Data in this exercise
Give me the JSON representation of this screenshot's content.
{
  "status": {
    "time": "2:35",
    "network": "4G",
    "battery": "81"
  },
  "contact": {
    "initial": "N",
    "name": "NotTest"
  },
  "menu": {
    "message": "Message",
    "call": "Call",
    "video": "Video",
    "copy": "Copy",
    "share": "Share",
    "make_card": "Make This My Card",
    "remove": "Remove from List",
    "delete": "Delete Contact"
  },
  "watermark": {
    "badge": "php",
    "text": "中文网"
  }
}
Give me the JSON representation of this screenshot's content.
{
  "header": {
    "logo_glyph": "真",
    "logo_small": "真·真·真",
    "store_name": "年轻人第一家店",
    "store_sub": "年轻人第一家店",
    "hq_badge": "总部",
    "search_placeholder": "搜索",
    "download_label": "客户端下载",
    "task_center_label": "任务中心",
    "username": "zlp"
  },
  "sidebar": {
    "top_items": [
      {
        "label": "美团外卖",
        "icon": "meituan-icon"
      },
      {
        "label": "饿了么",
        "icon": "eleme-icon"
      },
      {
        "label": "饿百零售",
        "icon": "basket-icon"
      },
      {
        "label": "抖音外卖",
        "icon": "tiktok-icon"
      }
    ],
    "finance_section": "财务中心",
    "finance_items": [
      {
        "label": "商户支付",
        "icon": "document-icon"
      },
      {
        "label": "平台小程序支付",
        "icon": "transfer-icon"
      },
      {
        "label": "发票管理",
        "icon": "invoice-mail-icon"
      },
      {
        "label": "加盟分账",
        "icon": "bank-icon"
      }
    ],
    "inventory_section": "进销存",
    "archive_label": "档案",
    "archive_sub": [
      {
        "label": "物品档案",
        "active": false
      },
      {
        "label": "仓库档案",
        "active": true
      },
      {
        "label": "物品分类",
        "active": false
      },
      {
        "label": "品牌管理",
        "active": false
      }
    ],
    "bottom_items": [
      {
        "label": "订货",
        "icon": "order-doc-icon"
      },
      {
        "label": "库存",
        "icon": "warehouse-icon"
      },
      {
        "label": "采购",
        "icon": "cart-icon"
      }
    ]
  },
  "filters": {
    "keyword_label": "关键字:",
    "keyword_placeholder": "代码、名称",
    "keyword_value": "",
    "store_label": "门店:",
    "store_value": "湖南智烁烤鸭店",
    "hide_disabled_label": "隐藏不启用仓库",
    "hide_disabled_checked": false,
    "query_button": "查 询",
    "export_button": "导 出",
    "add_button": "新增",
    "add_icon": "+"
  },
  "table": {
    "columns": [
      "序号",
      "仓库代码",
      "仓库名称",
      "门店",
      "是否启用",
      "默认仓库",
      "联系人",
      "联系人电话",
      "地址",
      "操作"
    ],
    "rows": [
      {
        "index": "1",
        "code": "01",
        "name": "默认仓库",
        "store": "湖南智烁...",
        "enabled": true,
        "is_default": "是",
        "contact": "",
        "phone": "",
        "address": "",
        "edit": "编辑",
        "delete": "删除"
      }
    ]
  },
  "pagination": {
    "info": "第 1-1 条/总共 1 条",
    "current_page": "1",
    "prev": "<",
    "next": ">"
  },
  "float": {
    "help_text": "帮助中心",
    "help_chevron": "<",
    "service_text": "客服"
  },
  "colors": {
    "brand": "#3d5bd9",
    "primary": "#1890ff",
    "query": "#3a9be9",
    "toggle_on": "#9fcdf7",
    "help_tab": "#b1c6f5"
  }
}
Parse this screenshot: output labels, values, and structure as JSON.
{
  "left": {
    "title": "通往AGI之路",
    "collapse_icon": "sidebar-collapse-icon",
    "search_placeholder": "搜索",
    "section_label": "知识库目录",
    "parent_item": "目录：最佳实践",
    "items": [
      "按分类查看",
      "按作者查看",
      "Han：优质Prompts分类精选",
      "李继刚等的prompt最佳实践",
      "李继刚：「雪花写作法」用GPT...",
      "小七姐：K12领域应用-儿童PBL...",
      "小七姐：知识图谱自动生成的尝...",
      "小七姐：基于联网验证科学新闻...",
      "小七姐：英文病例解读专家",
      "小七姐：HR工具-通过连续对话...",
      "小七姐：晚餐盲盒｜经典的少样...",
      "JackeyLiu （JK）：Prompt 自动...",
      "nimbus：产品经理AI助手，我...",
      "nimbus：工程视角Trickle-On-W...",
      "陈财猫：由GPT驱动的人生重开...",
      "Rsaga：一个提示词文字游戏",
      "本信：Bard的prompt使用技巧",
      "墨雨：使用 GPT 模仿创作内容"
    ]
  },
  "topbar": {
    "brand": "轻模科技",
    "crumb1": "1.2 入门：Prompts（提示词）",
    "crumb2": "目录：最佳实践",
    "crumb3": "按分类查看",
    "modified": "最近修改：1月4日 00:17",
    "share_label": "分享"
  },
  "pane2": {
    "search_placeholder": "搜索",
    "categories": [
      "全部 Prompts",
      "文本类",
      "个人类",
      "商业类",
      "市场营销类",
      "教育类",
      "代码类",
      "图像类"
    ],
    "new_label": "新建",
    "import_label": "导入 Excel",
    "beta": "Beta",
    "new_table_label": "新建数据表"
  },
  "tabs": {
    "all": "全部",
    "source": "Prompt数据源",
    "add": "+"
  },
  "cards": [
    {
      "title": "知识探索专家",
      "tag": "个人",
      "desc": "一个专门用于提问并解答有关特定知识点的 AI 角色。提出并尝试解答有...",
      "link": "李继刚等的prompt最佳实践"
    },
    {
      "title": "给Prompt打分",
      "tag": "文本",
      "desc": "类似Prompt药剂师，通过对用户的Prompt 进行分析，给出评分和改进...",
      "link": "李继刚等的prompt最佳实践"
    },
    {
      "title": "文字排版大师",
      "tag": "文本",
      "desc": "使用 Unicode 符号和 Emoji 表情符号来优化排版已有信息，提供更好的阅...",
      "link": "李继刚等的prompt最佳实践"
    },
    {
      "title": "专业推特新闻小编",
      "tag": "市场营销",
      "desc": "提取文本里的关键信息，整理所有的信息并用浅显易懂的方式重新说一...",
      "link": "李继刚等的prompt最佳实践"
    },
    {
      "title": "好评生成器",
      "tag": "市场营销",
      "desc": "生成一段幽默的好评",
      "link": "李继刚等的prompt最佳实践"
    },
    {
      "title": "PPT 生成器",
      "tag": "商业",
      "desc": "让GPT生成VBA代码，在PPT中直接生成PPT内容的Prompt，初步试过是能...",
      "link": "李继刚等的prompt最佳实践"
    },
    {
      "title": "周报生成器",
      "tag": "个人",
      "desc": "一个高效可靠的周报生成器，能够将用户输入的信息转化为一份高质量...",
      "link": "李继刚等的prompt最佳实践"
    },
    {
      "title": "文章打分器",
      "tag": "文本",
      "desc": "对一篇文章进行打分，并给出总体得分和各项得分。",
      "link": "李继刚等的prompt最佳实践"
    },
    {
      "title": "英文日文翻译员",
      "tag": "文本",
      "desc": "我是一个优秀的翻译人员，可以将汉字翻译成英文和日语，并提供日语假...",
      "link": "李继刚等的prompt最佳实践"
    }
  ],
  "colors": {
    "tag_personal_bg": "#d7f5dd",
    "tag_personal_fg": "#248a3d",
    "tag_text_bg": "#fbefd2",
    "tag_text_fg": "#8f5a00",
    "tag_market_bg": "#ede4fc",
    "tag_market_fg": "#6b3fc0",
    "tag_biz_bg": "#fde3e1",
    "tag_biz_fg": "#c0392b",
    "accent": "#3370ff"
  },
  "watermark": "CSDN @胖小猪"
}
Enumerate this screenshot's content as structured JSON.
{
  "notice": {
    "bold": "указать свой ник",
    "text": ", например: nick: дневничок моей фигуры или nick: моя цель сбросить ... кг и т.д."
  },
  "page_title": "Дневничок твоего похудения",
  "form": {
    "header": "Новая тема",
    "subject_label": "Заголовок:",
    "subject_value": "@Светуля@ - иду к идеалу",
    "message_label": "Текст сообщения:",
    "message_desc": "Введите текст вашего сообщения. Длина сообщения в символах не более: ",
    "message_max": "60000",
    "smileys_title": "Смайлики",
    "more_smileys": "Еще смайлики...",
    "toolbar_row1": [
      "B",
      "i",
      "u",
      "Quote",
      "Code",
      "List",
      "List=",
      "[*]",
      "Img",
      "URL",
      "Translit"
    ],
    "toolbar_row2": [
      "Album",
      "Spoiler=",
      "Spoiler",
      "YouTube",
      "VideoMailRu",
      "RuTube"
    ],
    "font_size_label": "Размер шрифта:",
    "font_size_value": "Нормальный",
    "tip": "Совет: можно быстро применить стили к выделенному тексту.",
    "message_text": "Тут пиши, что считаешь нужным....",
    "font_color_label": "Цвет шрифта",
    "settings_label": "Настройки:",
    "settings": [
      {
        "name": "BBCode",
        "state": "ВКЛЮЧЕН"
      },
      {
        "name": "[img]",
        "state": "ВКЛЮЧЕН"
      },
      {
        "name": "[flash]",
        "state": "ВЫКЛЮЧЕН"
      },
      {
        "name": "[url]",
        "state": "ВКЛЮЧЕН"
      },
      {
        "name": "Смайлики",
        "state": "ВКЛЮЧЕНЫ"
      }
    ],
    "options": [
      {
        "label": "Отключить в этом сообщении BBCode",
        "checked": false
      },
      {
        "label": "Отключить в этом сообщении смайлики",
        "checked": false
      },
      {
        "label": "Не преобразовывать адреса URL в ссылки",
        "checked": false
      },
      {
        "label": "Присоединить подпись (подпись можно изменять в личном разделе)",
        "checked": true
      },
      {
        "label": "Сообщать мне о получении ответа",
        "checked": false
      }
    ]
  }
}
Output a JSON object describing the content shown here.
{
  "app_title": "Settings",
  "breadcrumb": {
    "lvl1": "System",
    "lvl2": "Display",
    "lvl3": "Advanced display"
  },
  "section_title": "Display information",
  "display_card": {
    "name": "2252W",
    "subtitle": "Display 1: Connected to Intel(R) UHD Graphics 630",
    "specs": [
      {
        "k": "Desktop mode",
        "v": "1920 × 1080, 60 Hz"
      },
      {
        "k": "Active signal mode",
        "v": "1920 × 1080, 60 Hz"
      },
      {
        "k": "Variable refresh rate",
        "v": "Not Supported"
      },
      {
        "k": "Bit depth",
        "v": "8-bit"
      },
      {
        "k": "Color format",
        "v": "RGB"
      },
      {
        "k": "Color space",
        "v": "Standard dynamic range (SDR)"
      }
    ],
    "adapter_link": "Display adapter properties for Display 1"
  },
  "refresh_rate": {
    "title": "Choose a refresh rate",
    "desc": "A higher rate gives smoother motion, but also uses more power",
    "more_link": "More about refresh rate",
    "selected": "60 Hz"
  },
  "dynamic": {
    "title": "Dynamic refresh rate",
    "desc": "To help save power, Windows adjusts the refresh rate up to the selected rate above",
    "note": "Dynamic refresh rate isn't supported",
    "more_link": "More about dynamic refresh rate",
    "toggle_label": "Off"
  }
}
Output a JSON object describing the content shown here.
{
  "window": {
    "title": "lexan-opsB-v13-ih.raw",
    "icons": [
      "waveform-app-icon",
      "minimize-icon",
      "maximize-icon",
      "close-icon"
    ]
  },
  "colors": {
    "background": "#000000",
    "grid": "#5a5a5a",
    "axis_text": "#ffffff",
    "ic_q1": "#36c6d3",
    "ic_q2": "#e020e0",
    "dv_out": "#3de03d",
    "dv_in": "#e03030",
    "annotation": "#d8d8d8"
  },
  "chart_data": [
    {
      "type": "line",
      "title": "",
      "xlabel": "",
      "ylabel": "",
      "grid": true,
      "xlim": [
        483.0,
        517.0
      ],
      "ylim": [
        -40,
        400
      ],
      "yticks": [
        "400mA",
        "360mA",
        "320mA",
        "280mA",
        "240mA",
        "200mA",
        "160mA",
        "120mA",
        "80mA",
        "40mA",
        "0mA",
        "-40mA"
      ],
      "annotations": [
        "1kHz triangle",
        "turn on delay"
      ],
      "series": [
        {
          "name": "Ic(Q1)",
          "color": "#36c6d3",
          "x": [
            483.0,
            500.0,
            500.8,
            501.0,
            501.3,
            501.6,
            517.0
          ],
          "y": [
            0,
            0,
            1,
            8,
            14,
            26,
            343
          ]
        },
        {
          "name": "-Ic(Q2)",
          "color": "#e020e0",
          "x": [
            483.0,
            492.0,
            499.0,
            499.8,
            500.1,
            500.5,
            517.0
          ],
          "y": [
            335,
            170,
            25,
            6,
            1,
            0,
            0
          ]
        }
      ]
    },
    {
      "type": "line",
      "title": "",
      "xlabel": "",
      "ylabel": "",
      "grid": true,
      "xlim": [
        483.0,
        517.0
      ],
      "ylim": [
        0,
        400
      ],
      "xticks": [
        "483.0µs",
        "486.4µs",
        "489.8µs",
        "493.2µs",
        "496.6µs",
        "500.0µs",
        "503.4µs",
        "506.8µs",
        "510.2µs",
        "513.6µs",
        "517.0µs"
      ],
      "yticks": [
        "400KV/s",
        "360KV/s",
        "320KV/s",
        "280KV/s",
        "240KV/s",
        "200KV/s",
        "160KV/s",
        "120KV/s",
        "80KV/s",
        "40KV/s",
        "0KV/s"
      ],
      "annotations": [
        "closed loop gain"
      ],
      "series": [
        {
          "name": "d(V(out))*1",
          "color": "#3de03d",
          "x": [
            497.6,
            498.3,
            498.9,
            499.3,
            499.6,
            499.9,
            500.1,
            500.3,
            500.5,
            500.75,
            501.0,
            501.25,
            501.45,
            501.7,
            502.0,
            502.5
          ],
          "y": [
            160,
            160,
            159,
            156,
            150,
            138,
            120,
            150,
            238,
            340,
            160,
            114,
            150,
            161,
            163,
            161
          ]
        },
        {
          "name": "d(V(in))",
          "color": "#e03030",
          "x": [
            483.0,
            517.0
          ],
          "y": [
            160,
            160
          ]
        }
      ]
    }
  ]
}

Short task
In the lines above, find each one with "шрифта" and list it.

Output for this exercise
    "font_size_label": "Размер шрифта:",
    "font_color_label": "Цвет шрифта",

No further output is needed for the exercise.